STORED ROWS —
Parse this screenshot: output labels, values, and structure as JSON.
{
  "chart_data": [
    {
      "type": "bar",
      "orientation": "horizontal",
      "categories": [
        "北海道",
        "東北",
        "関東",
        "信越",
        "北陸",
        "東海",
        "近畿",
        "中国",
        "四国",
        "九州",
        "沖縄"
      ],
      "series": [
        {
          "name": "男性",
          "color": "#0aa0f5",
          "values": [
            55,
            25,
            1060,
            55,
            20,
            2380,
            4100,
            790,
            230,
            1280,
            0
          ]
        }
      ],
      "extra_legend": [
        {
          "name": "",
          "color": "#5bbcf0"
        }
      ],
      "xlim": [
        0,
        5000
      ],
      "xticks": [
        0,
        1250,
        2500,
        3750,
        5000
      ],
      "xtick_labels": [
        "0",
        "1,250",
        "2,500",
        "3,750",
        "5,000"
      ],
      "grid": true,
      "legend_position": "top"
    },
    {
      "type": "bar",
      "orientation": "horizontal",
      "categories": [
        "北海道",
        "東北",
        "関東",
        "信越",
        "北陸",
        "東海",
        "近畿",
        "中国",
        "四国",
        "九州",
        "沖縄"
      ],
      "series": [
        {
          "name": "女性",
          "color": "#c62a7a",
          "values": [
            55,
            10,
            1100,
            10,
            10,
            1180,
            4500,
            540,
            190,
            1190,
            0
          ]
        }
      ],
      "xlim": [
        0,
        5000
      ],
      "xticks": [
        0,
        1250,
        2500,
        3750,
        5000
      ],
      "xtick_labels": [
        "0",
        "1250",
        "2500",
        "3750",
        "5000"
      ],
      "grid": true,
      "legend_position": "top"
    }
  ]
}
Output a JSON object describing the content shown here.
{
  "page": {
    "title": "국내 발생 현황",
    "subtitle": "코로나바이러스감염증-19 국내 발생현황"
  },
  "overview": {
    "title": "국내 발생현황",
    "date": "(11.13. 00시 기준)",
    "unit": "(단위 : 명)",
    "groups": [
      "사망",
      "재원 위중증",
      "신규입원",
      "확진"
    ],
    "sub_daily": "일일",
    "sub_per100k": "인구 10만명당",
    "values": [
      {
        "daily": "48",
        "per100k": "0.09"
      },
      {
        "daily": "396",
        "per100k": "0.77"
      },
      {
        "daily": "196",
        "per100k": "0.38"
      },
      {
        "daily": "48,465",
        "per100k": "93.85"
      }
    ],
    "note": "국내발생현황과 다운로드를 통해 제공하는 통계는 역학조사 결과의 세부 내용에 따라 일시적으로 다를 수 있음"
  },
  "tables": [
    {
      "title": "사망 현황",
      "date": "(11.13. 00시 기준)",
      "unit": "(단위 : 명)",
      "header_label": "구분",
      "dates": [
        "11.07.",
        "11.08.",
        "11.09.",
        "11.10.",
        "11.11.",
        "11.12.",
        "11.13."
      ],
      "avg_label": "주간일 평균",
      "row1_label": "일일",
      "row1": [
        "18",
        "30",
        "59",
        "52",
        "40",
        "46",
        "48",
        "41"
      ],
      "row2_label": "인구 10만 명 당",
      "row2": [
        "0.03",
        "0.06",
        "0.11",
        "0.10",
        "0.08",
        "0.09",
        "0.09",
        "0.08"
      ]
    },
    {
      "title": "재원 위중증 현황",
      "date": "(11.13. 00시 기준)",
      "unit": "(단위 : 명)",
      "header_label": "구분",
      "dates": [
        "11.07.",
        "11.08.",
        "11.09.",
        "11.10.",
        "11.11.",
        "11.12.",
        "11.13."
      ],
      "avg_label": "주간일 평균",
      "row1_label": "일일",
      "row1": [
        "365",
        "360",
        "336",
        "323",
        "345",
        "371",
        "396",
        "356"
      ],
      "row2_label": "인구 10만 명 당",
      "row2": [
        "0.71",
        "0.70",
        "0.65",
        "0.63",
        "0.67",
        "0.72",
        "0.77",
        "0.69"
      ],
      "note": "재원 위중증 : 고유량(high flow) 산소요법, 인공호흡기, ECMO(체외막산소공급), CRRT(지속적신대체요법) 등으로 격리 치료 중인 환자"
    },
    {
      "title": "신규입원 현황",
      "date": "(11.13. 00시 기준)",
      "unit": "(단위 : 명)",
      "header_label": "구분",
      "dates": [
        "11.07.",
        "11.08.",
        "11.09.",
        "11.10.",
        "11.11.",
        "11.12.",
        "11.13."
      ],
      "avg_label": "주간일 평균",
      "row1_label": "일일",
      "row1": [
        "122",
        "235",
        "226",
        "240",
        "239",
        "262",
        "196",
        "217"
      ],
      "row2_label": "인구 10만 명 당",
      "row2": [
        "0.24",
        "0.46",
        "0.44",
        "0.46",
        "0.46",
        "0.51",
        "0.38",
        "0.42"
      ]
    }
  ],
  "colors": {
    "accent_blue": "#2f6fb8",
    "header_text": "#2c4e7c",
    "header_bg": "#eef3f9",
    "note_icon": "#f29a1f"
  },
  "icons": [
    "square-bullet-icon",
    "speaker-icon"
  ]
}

EXERCISE OBJECTIVE — Return all of the entries exactly as they were supplied.

ANSWER —
Parse this screenshot: output labels, values, and structure as JSON.
{
  "chart_data": [
    {
      "type": "bar",
      "orientation": "horizontal",
      "categories": [
        "北海道",
        "東北",
        "関東",
        "信越",
        "北陸",
        "東海",
        "近畿",
        "中国",
        "四国",
        "九州",
        "沖縄"
      ],
      "series": [
        {
          "name": "男性",
          "color": "#0aa0f5",
          "values": [
            55,
            25,
            1060,
            55,
            20,
            2380,
            4100,
            790,
            230,
            1280,
            0
          ]
        }
      ],
      "extra_legend": [
        {
          "name": "",
          "color": "#5bbcf0"
        }
      ],
      "xlim": [
        0,
        5000
      ],
      "xticks": [
        0,
        1250,
        2500,
        3750,
        5000
      ],
      "xtick_labels": [
        "0",
        "1,250",
        "2,500",
        "3,750",
        "5,000"
      ],
      "grid": true,
      "legend_position": "top"
    },
    {
      "type": "bar",
      "orientation": "horizontal",
      "categories": [
        "北海道",
        "東北",
        "関東",
        "信越",
        "北陸",
        "東海",
        "近畿",
        "中国",
        "四国",
        "九州",
        "沖縄"
      ],
      "series": [
        {
          "name": "女性",
          "color": "#c62a7a",
          "values": [
            55,
            10,
            1100,
            10,
            10,
            1180,
            4500,
            540,
            190,
            1190,
            0
          ]
        }
      ],
      "xlim": [
        0,
        5000
      ],
      "xticks": [
        0,
        1250,
        2500,
        3750,
        5000
      ],
      "xtick_labels": [
        "0",
        "1250",
        "2500",
        "3750",
        "5000"
      ],
      "grid": true,
      "legend_position": "top"
    }
  ]
}
Output a JSON object describing the content shown here.
{
  "page": {
    "title": "국내 발생 현황",
    "subtitle": "코로나바이러스감염증-19 국내 발생현황"
  },
  "overview": {
    "title": "국내 발생현황",
    "date": "(11.13. 00시 기준)",
    "unit": "(단위 : 명)",
    "groups": [
      "사망",
      "재원 위중증",
      "신규입원",
      "확진"
    ],
    "sub_daily": "일일",
    "sub_per100k": "인구 10만명당",
    "values": [
      {
        "daily": "48",
        "per100k": "0.09"
      },
      {
        "daily": "396",
        "per100k": "0.77"
      },
      {
        "daily": "196",
        "per100k": "0.38"
      },
      {
        "daily": "48,465",
        "per100k": "93.85"
      }
    ],
    "note": "국내발생현황과 다운로드를 통해 제공하는 통계는 역학조사 결과의 세부 내용에 따라 일시적으로 다를 수 있음"
  },
  "tables": [
    {
      "title": "사망 현황",
      "date": "(11.13. 00시 기준)",
      "unit": "(단위 : 명)",
      "header_label": "구분",
      "dates": [
        "11.07.",
        "11.08.",
        "11.09.",
        "11.10.",
        "11.11.",
        "11.12.",
        "11.13."
      ],
      "avg_label": "주간일 평균",
      "row1_label": "일일",
      "row1": [
        "18",
        "30",
        "59",
        "52",
        "40",
        "46",
        "48",
        "41"
      ],
      "row2_label": "인구 10만 명 당",
      "row2": [
        "0.03",
        "0.06",
        "0.11",
        "0.10",
        "0.08",
        "0.09",
        "0.09",
        "0.08"
      ]
    },
    {
      "title": "재원 위중증 현황",
      "date": "(11.13. 00시 기준)",
      "unit": "(단위 : 명)",
      "header_label": "구분",
      "dates": [
        "11.07.",
        "11.08.",
        "11.09.",
        "11.10.",
        "11.11.",
        "11.12.",
        "11.13."
      ],
      "avg_label": "주간일 평균",
      "row1_label": "일일",
      "row1": [
        "365",
        "360",
        "336",
        "323",
        "345",
        "371",
        "396",
        "356"
      ],
      "row2_label": "인구 10만 명 당",
      "row2": [
        "0.71",
        "0.70",
        "0.65",
        "0.63",
        "0.67",
        "0.72",
        "0.77",
        "0.69"
      ],
      "note": "재원 위중증 : 고유량(high flow) 산소요법, 인공호흡기, ECMO(체외막산소공급), CRRT(지속적신대체요법) 등으로 격리 치료 중인 환자"
    },
    {
      "title": "신규입원 현황",
      "date": "(11.13. 00시 기준)",
      "unit": "(단위 : 명)",
      "header_label": "구분",
      "dates": [
        "11.07.",
        "11.08.",
        "11.09.",
        "11.10.",
        "11.11.",
        "11.12.",
        "11.13."
      ],
      "avg_label": "주간일 평균",
      "row1_label": "일일",
      "row1": [
        "122",
        "235",
        "226",
        "240",
        "239",
        "262",
        "196",
        "217"
      ],
      "row2_label": "인구 10만 명 당",
      "row2": [
        "0.24",
        "0.46",
        "0.44",
        "0.46",
        "0.46",
        "0.51",
        "0.38",
        "0.42"
      ]
    }
  ],
  "colors": {
    "accent_blue": "#2f6fb8",
    "header_text": "#2c4e7c",
    "header_bg": "#eef3f9",
    "note_icon": "#f29a1f"
  },
  "icons": [
    "square-bullet-icon",
    "speaker-icon"
  ]
}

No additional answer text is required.